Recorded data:
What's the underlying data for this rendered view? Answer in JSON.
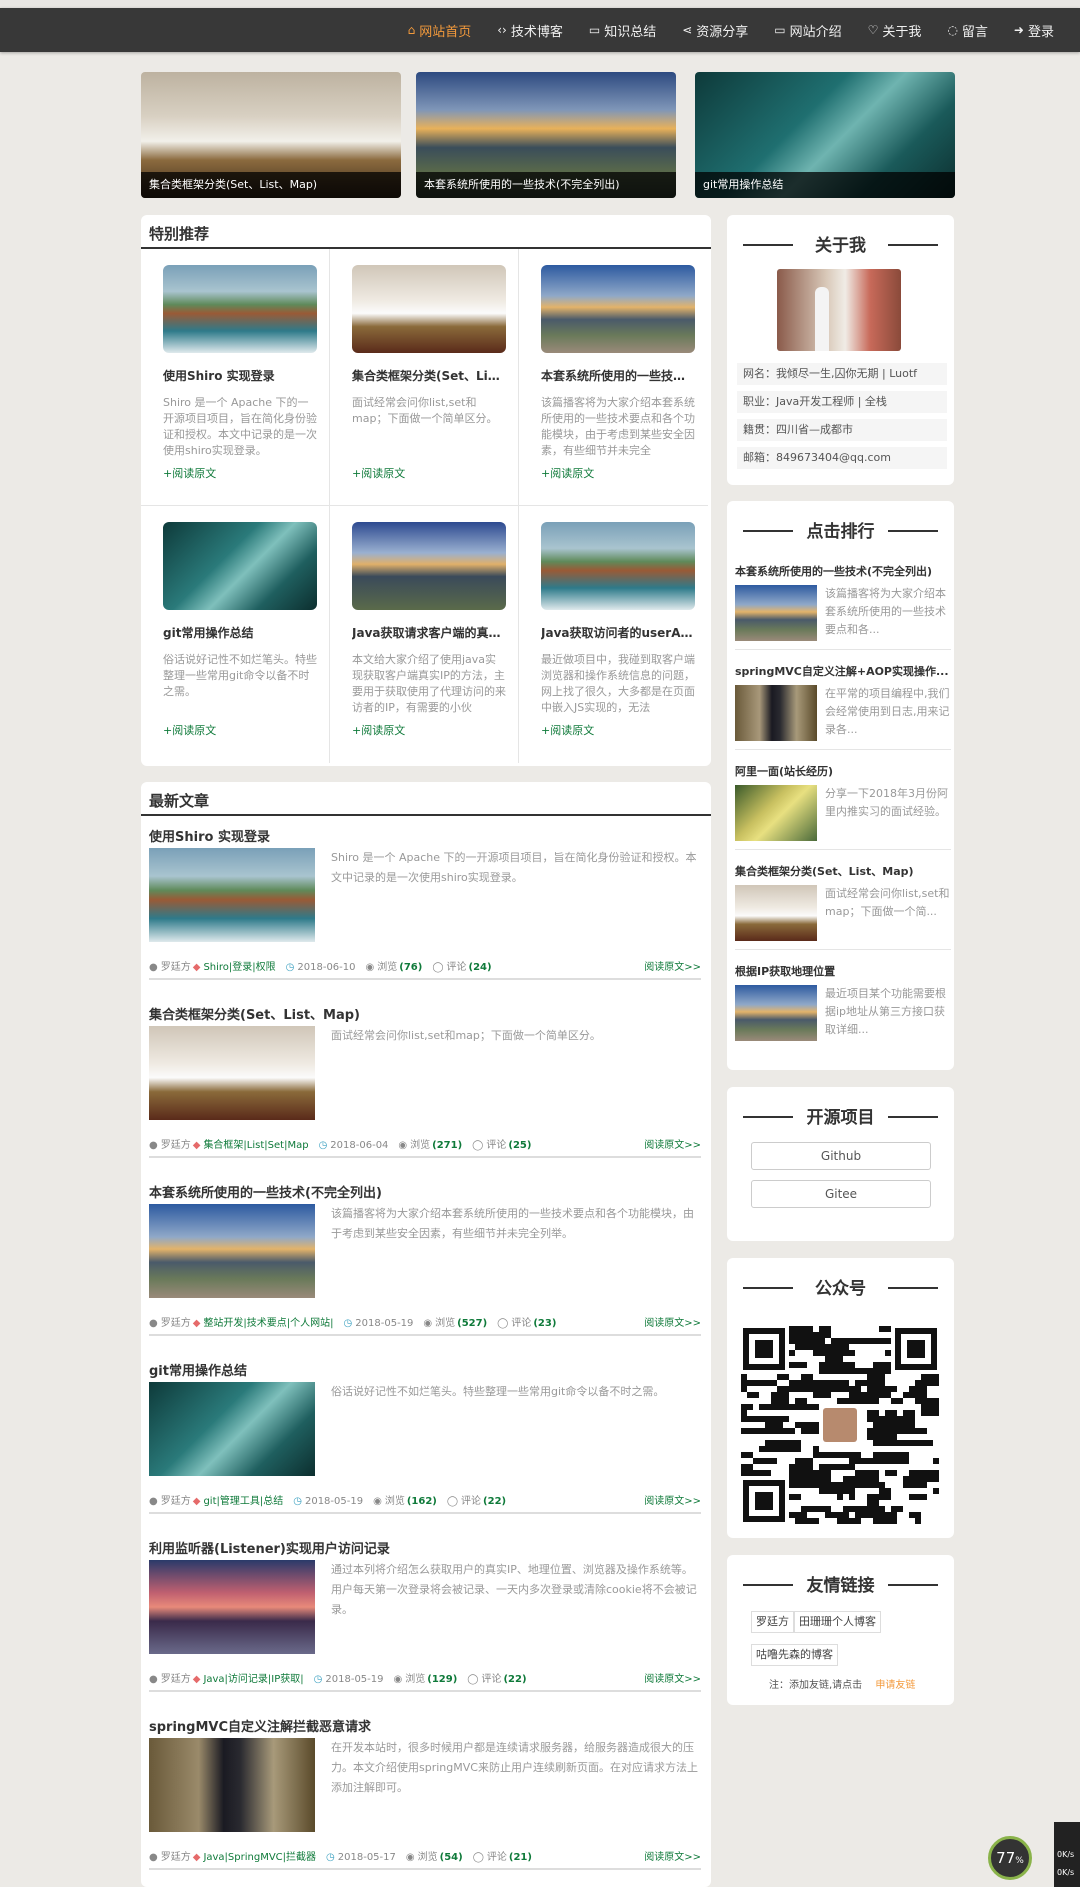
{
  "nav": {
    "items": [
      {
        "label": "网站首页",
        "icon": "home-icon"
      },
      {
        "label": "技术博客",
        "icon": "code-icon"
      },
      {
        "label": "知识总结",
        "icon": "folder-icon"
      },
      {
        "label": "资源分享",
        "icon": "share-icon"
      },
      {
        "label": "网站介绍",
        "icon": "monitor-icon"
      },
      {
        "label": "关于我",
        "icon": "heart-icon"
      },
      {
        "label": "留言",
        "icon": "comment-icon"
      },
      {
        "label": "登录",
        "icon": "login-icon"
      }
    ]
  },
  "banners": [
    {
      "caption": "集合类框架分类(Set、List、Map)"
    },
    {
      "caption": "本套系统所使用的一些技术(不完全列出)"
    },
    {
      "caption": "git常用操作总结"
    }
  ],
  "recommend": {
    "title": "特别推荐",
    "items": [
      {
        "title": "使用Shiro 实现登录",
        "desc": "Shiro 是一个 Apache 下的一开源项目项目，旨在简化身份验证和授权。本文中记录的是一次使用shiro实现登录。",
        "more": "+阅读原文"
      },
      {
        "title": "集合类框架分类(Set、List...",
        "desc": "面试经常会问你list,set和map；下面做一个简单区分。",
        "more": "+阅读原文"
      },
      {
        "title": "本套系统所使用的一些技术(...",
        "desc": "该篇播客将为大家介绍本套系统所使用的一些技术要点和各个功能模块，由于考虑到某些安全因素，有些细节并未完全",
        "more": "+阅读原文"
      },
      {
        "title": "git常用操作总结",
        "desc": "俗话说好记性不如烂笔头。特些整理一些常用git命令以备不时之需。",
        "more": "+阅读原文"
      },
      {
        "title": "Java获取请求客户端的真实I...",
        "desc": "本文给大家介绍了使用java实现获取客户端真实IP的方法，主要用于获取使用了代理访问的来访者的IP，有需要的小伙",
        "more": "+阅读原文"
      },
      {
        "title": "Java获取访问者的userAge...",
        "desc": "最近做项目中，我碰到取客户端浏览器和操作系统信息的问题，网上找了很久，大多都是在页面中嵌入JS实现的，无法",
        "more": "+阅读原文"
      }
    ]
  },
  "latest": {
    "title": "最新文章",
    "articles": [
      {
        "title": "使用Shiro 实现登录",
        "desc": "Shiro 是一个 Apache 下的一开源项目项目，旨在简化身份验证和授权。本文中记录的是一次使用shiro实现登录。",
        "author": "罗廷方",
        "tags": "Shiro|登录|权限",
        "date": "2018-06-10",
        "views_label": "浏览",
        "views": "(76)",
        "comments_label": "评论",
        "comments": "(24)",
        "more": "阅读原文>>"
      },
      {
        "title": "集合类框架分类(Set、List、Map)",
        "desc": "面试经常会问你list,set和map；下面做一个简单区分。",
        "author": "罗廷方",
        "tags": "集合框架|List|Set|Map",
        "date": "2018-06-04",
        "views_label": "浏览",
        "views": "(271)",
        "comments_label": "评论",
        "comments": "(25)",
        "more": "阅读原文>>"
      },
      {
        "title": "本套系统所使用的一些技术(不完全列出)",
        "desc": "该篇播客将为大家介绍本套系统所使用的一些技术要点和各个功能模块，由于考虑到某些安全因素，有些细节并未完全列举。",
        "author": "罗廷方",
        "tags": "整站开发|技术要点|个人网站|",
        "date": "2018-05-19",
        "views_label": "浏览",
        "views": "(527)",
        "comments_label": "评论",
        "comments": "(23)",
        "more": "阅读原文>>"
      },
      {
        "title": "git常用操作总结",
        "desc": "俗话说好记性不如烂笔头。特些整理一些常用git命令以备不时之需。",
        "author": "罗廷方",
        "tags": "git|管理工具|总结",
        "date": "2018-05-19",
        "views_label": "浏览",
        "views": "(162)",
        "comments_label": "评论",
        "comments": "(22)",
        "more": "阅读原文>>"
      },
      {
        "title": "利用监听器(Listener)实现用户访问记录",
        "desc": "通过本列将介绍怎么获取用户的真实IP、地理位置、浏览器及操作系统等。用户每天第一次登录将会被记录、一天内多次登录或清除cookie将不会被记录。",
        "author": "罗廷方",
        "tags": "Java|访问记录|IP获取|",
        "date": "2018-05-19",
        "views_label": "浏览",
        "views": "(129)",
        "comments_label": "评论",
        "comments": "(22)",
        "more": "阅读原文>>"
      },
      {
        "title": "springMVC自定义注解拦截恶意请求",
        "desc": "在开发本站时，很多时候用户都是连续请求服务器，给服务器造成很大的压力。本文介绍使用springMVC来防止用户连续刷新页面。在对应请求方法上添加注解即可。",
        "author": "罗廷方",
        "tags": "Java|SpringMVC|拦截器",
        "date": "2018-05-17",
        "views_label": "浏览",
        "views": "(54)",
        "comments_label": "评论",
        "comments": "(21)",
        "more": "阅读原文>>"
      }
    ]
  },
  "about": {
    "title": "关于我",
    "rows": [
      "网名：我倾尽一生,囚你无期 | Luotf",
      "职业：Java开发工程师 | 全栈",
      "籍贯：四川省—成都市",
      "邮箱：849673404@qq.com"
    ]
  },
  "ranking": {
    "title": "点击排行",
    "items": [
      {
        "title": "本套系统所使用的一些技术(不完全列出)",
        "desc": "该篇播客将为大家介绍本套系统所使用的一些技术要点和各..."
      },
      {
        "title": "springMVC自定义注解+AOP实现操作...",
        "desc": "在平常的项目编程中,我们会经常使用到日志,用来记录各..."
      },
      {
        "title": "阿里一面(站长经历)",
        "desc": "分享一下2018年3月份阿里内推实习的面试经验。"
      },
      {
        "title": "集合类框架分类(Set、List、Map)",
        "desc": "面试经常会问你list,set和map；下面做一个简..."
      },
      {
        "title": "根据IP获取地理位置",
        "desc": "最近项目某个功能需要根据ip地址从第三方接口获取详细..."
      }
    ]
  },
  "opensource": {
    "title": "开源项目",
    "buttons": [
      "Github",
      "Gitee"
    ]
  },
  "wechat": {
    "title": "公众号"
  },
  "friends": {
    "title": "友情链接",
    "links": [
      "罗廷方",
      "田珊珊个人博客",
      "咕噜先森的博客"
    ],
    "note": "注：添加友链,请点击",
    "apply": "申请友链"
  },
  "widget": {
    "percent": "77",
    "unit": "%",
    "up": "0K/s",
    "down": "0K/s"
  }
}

Instruction:
Copy every entry word for word, but omit the pictures.

Task answer:
What's the underlying data for this rendered view? Answer in JSON.
{
  "nav": {
    "items": [
      {
        "label": "网站首页",
        "icon": "home-icon"
      },
      {
        "label": "技术博客",
        "icon": "code-icon"
      },
      {
        "label": "知识总结",
        "icon": "folder-icon"
      },
      {
        "label": "资源分享",
        "icon": "share-icon"
      },
      {
        "label": "网站介绍",
        "icon": "monitor-icon"
      },
      {
        "label": "关于我",
        "icon": "heart-icon"
      },
      {
        "label": "留言",
        "icon": "comment-icon"
      },
      {
        "label": "登录",
        "icon": "login-icon"
      }
    ]
  },
  "banners": [
    {
      "caption": "集合类框架分类(Set、List、Map)"
    },
    {
      "caption": "本套系统所使用的一些技术(不完全列出)"
    },
    {
      "caption": "git常用操作总结"
    }
  ],
  "recommend": {
    "title": "特别推荐",
    "items": [
      {
        "title": "使用Shiro 实现登录",
        "desc": "Shiro 是一个 Apache 下的一开源项目项目，旨在简化身份验证和授权。本文中记录的是一次使用shiro实现登录。",
        "more": "+阅读原文"
      },
      {
        "title": "集合类框架分类(Set、List...",
        "desc": "面试经常会问你list,set和map；下面做一个简单区分。",
        "more": "+阅读原文"
      },
      {
        "title": "本套系统所使用的一些技术(...",
        "desc": "该篇播客将为大家介绍本套系统所使用的一些技术要点和各个功能模块，由于考虑到某些安全因素，有些细节并未完全",
        "more": "+阅读原文"
      },
      {
        "title": "git常用操作总结",
        "desc": "俗话说好记性不如烂笔头。特些整理一些常用git命令以备不时之需。",
        "more": "+阅读原文"
      },
      {
        "title": "Java获取请求客户端的真实I...",
        "desc": "本文给大家介绍了使用java实现获取客户端真实IP的方法，主要用于获取使用了代理访问的来访者的IP，有需要的小伙",
        "more": "+阅读原文"
      },
      {
        "title": "Java获取访问者的userAge...",
        "desc": "最近做项目中，我碰到取客户端浏览器和操作系统信息的问题，网上找了很久，大多都是在页面中嵌入JS实现的，无法",
        "more": "+阅读原文"
      }
    ]
  },
  "latest": {
    "title": "最新文章",
    "articles": [
      {
        "title": "使用Shiro 实现登录",
        "desc": "Shiro 是一个 Apache 下的一开源项目项目，旨在简化身份验证和授权。本文中记录的是一次使用shiro实现登录。",
        "author": "罗廷方",
        "tags": "Shiro|登录|权限",
        "date": "2018-06-10",
        "views_label": "浏览",
        "views": "(76)",
        "comments_label": "评论",
        "comments": "(24)",
        "more": "阅读原文>>"
      },
      {
        "title": "集合类框架分类(Set、List、Map)",
        "desc": "面试经常会问你list,set和map；下面做一个简单区分。",
        "author": "罗廷方",
        "tags": "集合框架|List|Set|Map",
        "date": "2018-06-04",
        "views_label": "浏览",
        "views": "(271)",
        "comments_label": "评论",
        "comments": "(25)",
        "more": "阅读原文>>"
      },
      {
        "title": "本套系统所使用的一些技术(不完全列出)",
        "desc": "该篇播客将为大家介绍本套系统所使用的一些技术要点和各个功能模块，由于考虑到某些安全因素，有些细节并未完全列举。",
        "author": "罗廷方",
        "tags": "整站开发|技术要点|个人网站|",
        "date": "2018-05-19",
        "views_label": "浏览",
        "views": "(527)",
        "comments_label": "评论",
        "comments": "(23)",
        "more": "阅读原文>>"
      },
      {
        "title": "git常用操作总结",
        "desc": "俗话说好记性不如烂笔头。特些整理一些常用git命令以备不时之需。",
        "author": "罗廷方",
        "tags": "git|管理工具|总结",
        "date": "2018-05-19",
        "views_label": "浏览",
        "views": "(162)",
        "comments_label": "评论",
        "comments": "(22)",
        "more": "阅读原文>>"
      },
      {
        "title": "利用监听器(Listener)实现用户访问记录",
        "desc": "通过本列将介绍怎么获取用户的真实IP、地理位置、浏览器及操作系统等。用户每天第一次登录将会被记录、一天内多次登录或清除cookie将不会被记录。",
        "author": "罗廷方",
        "tags": "Java|访问记录|IP获取|",
        "date": "2018-05-19",
        "views_label": "浏览",
        "views": "(129)",
        "comments_label": "评论",
        "comments": "(22)",
        "more": "阅读原文>>"
      },
      {
        "title": "springMVC自定义注解拦截恶意请求",
        "desc": "在开发本站时，很多时候用户都是连续请求服务器，给服务器造成很大的压力。本文介绍使用springMVC来防止用户连续刷新页面。在对应请求方法上添加注解即可。",
        "author": "罗廷方",
        "tags": "Java|SpringMVC|拦截器",
        "date": "2018-05-17",
        "views_label": "浏览",
        "views": "(54)",
        "comments_label": "评论",
        "comments": "(21)",
        "more": "阅读原文>>"
      }
    ]
  },
  "about": {
    "title": "关于我",
    "rows": [
      "网名：我倾尽一生,囚你无期 | Luotf",
      "职业：Java开发工程师 | 全栈",
      "籍贯：四川省—成都市",
      "邮箱：849673404@qq.com"
    ]
  },
  "ranking": {
    "title": "点击排行",
    "items": [
      {
        "title": "本套系统所使用的一些技术(不完全列出)",
        "desc": "该篇播客将为大家介绍本套系统所使用的一些技术要点和各..."
      },
      {
        "title": "springMVC自定义注解+AOP实现操作...",
        "desc": "在平常的项目编程中,我们会经常使用到日志,用来记录各..."
      },
      {
        "title": "阿里一面(站长经历)",
        "desc": "分享一下2018年3月份阿里内推实习的面试经验。"
      },
      {
        "title": "集合类框架分类(Set、List、Map)",
        "desc": "面试经常会问你list,set和map；下面做一个简..."
      },
      {
        "title": "根据IP获取地理位置",
        "desc": "最近项目某个功能需要根据ip地址从第三方接口获取详细..."
      }
    ]
  },
  "opensource": {
    "title": "开源项目",
    "buttons": [
      "Github",
      "Gitee"
    ]
  },
  "wechat": {
    "title": "公众号"
  },
  "friends": {
    "title": "友情链接",
    "links": [
      "罗廷方",
      "田珊珊个人博客",
      "咕噜先森的博客"
    ],
    "note": "注：添加友链,请点击",
    "apply": "申请友链"
  },
  "widget": {
    "percent": "77",
    "unit": "%",
    "up": "0K/s",
    "down": "0K/s"
  }
}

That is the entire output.